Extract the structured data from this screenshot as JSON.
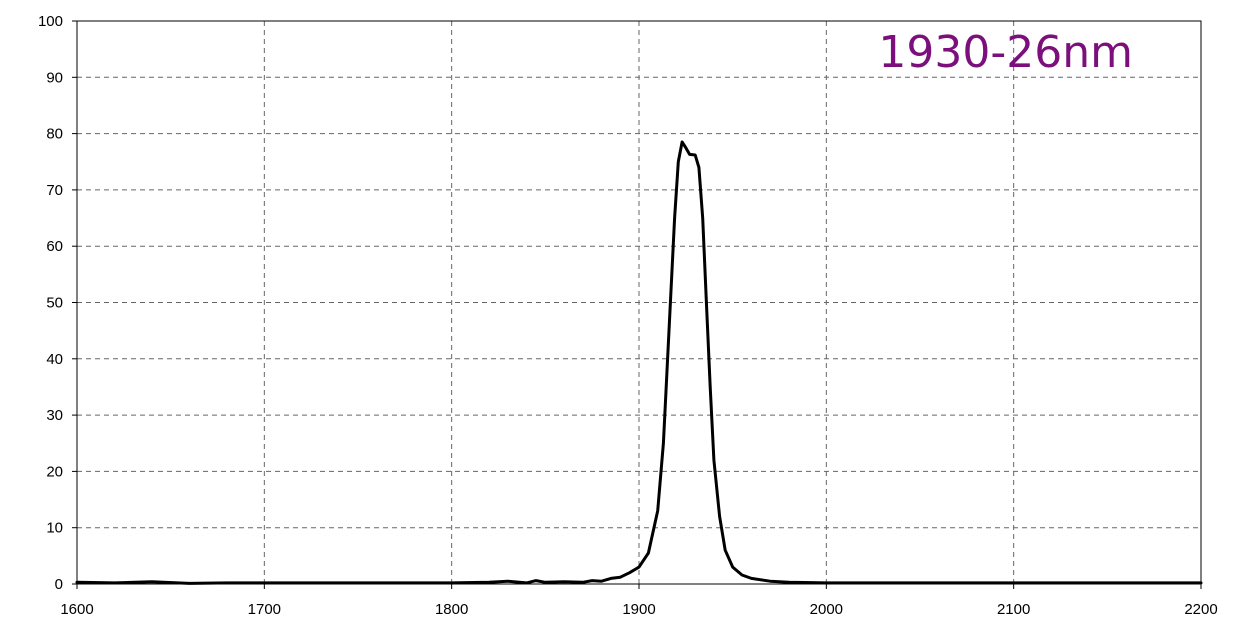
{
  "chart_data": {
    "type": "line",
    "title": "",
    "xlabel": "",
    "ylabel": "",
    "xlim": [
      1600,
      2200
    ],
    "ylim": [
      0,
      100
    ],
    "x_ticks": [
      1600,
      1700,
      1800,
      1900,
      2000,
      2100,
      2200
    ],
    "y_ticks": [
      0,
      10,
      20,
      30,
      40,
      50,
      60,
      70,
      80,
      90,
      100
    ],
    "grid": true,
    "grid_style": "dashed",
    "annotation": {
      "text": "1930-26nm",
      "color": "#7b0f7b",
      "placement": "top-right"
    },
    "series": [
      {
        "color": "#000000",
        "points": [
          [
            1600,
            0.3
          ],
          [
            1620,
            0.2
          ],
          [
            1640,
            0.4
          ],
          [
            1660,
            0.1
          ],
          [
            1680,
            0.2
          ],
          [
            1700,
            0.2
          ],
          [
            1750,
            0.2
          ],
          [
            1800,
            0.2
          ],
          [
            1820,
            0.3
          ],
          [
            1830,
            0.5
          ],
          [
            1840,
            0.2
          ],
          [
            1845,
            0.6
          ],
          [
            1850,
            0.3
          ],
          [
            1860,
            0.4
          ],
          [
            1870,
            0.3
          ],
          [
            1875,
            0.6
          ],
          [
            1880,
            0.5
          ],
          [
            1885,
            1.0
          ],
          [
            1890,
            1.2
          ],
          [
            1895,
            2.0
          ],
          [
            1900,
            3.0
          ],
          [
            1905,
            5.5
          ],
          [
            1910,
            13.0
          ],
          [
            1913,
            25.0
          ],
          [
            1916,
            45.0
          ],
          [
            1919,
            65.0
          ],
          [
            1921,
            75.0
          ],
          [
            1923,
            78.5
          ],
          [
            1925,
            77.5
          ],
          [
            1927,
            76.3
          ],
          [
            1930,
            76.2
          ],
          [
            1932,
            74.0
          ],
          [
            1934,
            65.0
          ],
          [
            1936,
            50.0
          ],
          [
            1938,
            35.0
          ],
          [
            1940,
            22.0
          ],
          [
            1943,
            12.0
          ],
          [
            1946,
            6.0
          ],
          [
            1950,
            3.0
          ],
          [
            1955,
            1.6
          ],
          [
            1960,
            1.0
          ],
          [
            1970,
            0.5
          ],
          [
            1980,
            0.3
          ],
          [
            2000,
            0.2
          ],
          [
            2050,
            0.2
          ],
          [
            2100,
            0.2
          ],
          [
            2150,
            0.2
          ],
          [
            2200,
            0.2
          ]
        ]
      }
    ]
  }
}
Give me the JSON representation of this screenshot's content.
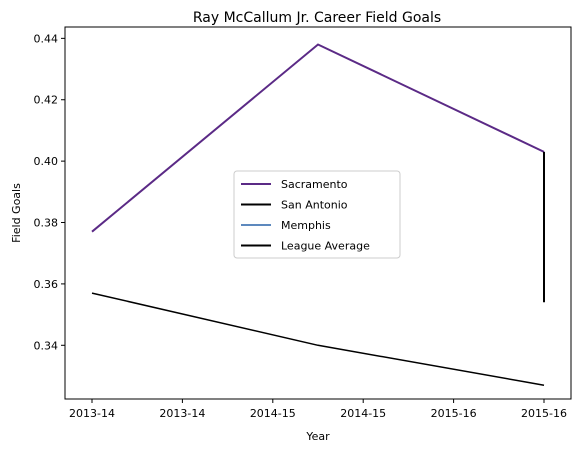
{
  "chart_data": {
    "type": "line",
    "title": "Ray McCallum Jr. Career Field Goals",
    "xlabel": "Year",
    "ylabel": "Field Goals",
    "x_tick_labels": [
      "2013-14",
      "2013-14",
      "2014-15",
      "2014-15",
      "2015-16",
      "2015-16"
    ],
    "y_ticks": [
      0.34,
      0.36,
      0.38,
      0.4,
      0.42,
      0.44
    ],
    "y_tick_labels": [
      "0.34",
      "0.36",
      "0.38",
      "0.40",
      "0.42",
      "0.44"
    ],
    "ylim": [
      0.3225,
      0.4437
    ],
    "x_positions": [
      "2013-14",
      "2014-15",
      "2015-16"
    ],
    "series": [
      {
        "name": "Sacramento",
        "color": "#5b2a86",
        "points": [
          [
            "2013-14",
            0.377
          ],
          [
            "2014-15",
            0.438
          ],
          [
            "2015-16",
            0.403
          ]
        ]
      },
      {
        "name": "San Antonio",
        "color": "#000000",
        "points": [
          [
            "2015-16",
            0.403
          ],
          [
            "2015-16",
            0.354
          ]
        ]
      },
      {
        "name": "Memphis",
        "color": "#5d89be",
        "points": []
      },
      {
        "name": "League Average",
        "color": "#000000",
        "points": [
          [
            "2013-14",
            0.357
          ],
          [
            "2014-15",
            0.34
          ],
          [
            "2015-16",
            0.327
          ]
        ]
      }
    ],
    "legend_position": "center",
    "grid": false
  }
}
========================================
● TASK BRIEF
Repeat every record above exactly, but leave out any pictures.

● ANSWER TO THE PROBLEM
Extract the structured data from this screenshot as JSON.
{
  "chart_data": {
    "type": "line",
    "title": "",
    "xlabel": "",
    "ylabel": "",
    "xlim": [
      1600,
      2200
    ],
    "ylim": [
      0,
      100
    ],
    "x_ticks": [
      1600,
      1700,
      1800,
      1900,
      2000,
      2100,
      2200
    ],
    "y_ticks": [
      0,
      10,
      20,
      30,
      40,
      50,
      60,
      70,
      80,
      90,
      100
    ],
    "grid": true,
    "grid_style": "dashed",
    "annotation": {
      "text": "1930-26nm",
      "color": "#7b0f7b",
      "placement": "top-right"
    },
    "series": [
      {
        "color": "#000000",
        "points": [
          [
            1600,
            0.3
          ],
          [
            1620,
            0.2
          ],
          [
            1640,
            0.4
          ],
          [
            1660,
            0.1
          ],
          [
            1680,
            0.2
          ],
          [
            1700,
            0.2
          ],
          [
            1750,
            0.2
          ],
          [
            1800,
            0.2
          ],
          [
            1820,
            0.3
          ],
          [
            1830,
            0.5
          ],
          [
            1840,
            0.2
          ],
          [
            1845,
            0.6
          ],
          [
            1850,
            0.3
          ],
          [
            1860,
            0.4
          ],
          [
            1870,
            0.3
          ],
          [
            1875,
            0.6
          ],
          [
            1880,
            0.5
          ],
          [
            1885,
            1.0
          ],
          [
            1890,
            1.2
          ],
          [
            1895,
            2.0
          ],
          [
            1900,
            3.0
          ],
          [
            1905,
            5.5
          ],
          [
            1910,
            13.0
          ],
          [
            1913,
            25.0
          ],
          [
            1916,
            45.0
          ],
          [
            1919,
            65.0
          ],
          [
            1921,
            75.0
          ],
          [
            1923,
            78.5
          ],
          [
            1925,
            77.5
          ],
          [
            1927,
            76.3
          ],
          [
            1930,
            76.2
          ],
          [
            1932,
            74.0
          ],
          [
            1934,
            65.0
          ],
          [
            1936,
            50.0
          ],
          [
            1938,
            35.0
          ],
          [
            1940,
            22.0
          ],
          [
            1943,
            12.0
          ],
          [
            1946,
            6.0
          ],
          [
            1950,
            3.0
          ],
          [
            1955,
            1.6
          ],
          [
            1960,
            1.0
          ],
          [
            1970,
            0.5
          ],
          [
            1980,
            0.3
          ],
          [
            2000,
            0.2
          ],
          [
            2050,
            0.2
          ],
          [
            2100,
            0.2
          ],
          [
            2150,
            0.2
          ],
          [
            2200,
            0.2
          ]
        ]
      }
    ]
  }
}
Give me the JSON representation of this screenshot's content.
{
  "chart_data": {
    "type": "line",
    "title": "Ray McCallum Jr. Career Field Goals",
    "xlabel": "Year",
    "ylabel": "Field Goals",
    "x_tick_labels": [
      "2013-14",
      "2013-14",
      "2014-15",
      "2014-15",
      "2015-16",
      "2015-16"
    ],
    "y_ticks": [
      0.34,
      0.36,
      0.38,
      0.4,
      0.42,
      0.44
    ],
    "y_tick_labels": [
      "0.34",
      "0.36",
      "0.38",
      "0.40",
      "0.42",
      "0.44"
    ],
    "ylim": [
      0.3225,
      0.4437
    ],
    "x_positions": [
      "2013-14",
      "2014-15",
      "2015-16"
    ],
    "series": [
      {
        "name": "Sacramento",
        "color": "#5b2a86",
        "points": [
          [
            "2013-14",
            0.377
          ],
          [
            "2014-15",
            0.438
          ],
          [
            "2015-16",
            0.403
          ]
        ]
      },
      {
        "name": "San Antonio",
        "color": "#000000",
        "points": [
          [
            "2015-16",
            0.403
          ],
          [
            "2015-16",
            0.354
          ]
        ]
      },
      {
        "name": "Memphis",
        "color": "#5d89be",
        "points": []
      },
      {
        "name": "League Average",
        "color": "#000000",
        "points": [
          [
            "2013-14",
            0.357
          ],
          [
            "2014-15",
            0.34
          ],
          [
            "2015-16",
            0.327
          ]
        ]
      }
    ],
    "legend_position": "center",
    "grid": false
  }
}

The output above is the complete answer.